- **Problem description**:
Report each line of the data that includes the word "JSON".

- **Records for this task**:

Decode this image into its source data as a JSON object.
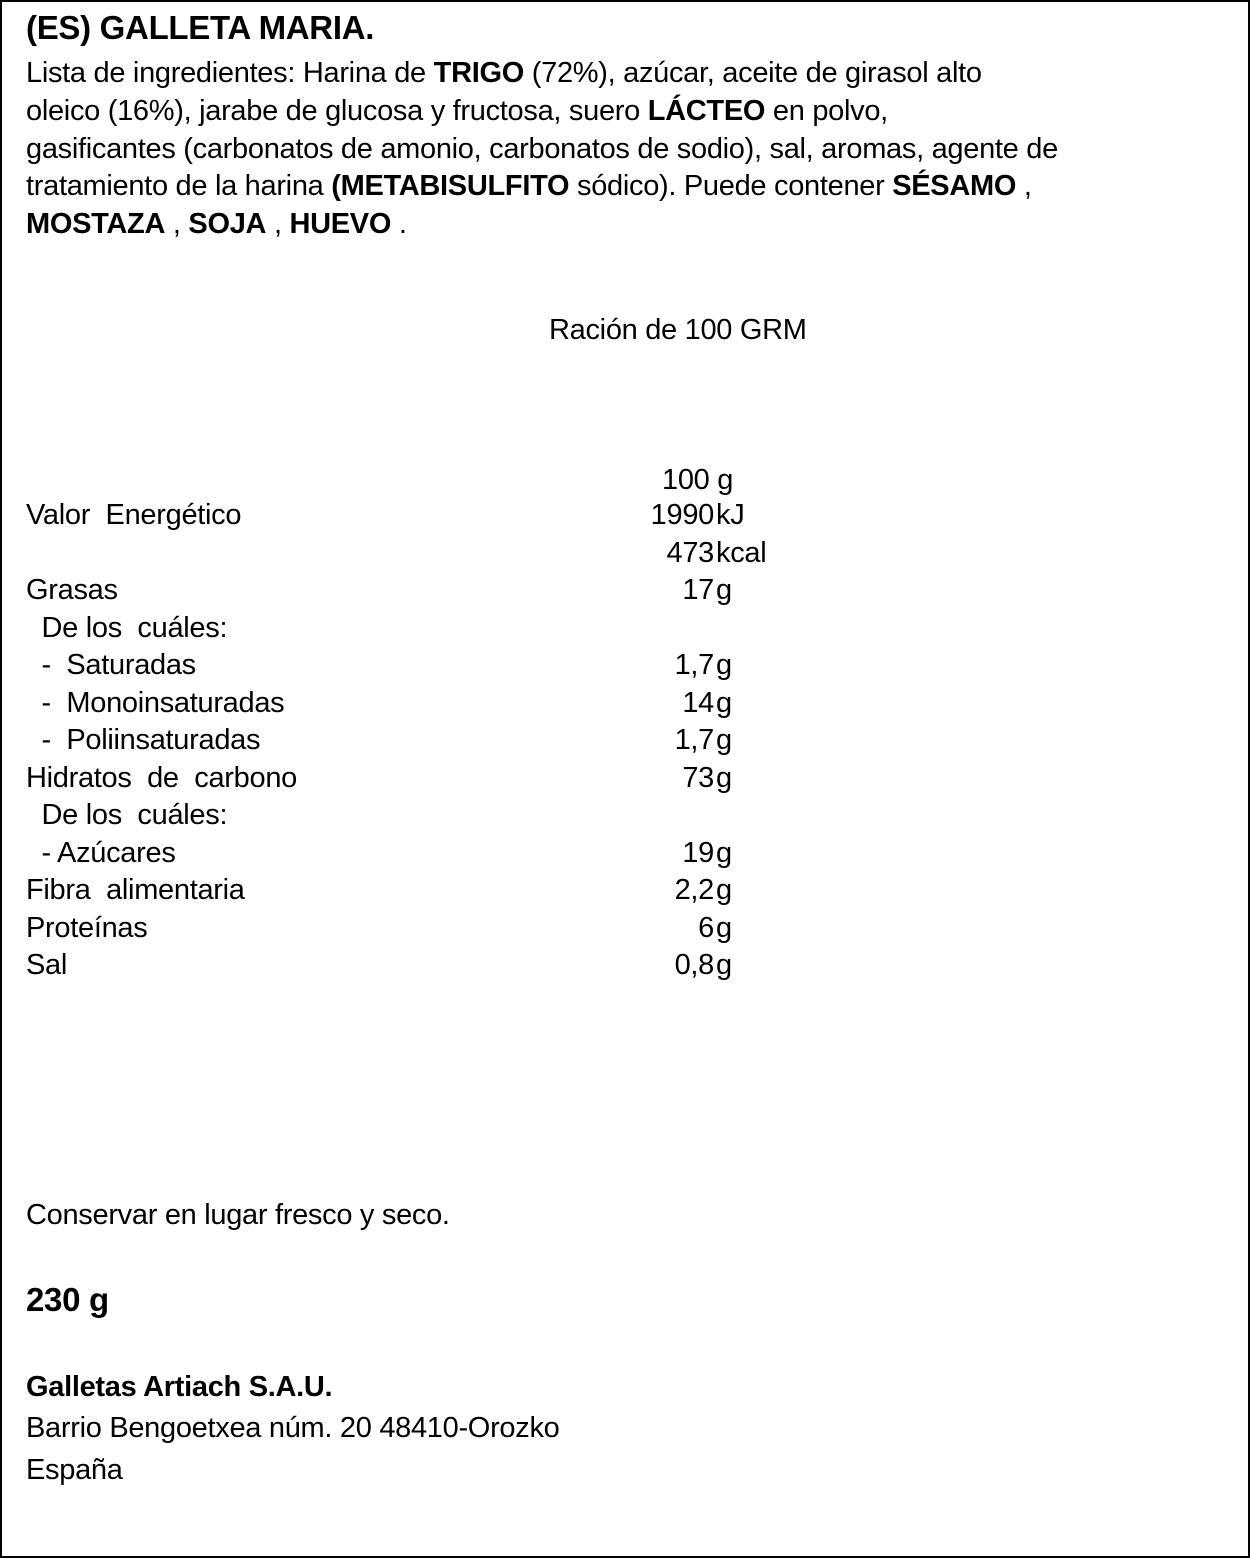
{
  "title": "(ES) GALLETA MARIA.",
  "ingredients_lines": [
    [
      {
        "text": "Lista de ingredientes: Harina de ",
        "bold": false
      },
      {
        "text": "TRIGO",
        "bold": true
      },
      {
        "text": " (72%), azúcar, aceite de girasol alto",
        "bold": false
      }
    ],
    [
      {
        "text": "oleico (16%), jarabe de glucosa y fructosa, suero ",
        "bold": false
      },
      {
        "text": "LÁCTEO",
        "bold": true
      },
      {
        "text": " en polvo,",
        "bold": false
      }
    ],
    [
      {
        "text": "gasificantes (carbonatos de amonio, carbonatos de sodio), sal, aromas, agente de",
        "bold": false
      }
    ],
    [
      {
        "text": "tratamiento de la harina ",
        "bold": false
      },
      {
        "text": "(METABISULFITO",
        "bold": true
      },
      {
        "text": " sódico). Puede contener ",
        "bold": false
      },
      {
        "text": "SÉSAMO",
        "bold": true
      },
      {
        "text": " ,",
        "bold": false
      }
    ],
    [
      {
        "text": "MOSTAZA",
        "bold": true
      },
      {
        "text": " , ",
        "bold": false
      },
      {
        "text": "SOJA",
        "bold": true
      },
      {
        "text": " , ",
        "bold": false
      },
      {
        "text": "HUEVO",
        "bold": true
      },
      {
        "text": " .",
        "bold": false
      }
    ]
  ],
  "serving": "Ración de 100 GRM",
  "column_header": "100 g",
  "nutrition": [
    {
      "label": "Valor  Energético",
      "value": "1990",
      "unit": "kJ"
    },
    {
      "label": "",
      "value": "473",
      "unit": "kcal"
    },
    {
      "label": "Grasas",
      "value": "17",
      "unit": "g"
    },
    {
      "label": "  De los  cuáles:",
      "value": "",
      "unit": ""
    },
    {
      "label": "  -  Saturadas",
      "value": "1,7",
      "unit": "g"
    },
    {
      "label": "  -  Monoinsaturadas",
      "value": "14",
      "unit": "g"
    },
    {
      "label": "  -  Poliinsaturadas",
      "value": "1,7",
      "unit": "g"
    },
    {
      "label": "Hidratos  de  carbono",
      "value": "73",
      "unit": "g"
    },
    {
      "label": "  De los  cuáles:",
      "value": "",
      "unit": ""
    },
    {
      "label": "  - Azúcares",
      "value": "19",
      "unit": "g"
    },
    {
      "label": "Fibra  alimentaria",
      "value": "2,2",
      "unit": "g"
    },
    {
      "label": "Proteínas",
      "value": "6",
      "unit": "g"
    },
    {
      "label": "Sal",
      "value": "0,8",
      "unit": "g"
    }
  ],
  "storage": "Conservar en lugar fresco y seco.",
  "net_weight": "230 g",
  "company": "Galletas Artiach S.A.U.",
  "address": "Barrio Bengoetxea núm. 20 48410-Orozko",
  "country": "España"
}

---

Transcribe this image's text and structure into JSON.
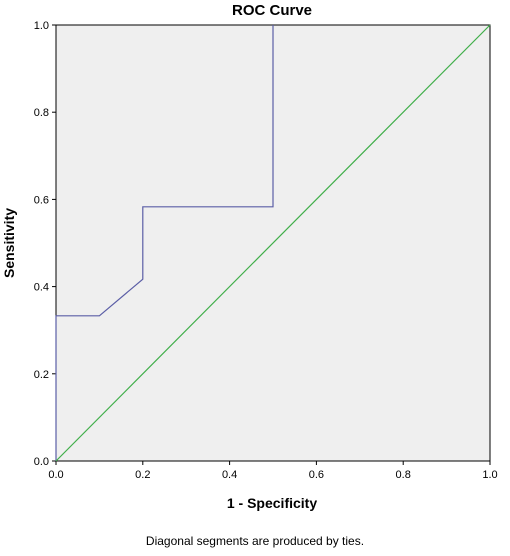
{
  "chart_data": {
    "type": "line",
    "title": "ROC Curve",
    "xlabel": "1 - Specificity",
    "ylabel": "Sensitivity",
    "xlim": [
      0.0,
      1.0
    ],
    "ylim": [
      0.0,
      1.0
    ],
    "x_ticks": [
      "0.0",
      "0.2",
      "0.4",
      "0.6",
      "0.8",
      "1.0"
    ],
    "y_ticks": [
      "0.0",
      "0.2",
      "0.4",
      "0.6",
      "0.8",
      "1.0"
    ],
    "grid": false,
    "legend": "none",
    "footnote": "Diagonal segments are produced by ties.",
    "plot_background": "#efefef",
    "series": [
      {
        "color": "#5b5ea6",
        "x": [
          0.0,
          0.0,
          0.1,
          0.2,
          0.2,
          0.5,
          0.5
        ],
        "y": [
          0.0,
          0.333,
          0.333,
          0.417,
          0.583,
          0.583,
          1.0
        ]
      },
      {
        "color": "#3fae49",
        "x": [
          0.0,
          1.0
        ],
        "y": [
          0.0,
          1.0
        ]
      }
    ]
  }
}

* * *

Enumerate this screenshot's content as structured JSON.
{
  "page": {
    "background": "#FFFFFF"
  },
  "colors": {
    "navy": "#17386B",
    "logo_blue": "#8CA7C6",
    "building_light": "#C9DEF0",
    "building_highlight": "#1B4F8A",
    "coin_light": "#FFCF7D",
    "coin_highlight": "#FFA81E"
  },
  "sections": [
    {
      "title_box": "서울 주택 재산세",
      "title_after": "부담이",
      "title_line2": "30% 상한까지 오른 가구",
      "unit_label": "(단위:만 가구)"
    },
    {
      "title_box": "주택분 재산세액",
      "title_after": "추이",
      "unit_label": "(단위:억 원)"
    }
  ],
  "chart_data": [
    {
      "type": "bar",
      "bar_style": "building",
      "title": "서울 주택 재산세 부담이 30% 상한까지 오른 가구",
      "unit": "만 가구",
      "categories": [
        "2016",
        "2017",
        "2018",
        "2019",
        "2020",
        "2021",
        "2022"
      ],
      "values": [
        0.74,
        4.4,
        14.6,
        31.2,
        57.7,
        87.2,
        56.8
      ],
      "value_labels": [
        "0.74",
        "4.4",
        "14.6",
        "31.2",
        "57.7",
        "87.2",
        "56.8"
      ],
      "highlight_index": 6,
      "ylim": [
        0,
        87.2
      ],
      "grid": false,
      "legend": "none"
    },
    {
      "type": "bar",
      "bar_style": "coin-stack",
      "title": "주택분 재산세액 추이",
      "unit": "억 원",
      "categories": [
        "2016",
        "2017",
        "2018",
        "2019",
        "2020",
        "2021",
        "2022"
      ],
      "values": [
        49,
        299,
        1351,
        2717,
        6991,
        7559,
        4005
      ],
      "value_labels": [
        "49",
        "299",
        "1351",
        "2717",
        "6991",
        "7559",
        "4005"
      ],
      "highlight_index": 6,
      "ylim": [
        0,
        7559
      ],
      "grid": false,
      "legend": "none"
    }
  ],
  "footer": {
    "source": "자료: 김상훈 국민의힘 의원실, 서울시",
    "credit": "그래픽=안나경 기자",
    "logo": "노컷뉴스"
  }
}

- **Exercise output**:
Decode this image into its source data as a JSON object.
Transcribe this image's text and structure into JSON.
Enumerate this screenshot's content as structured JSON.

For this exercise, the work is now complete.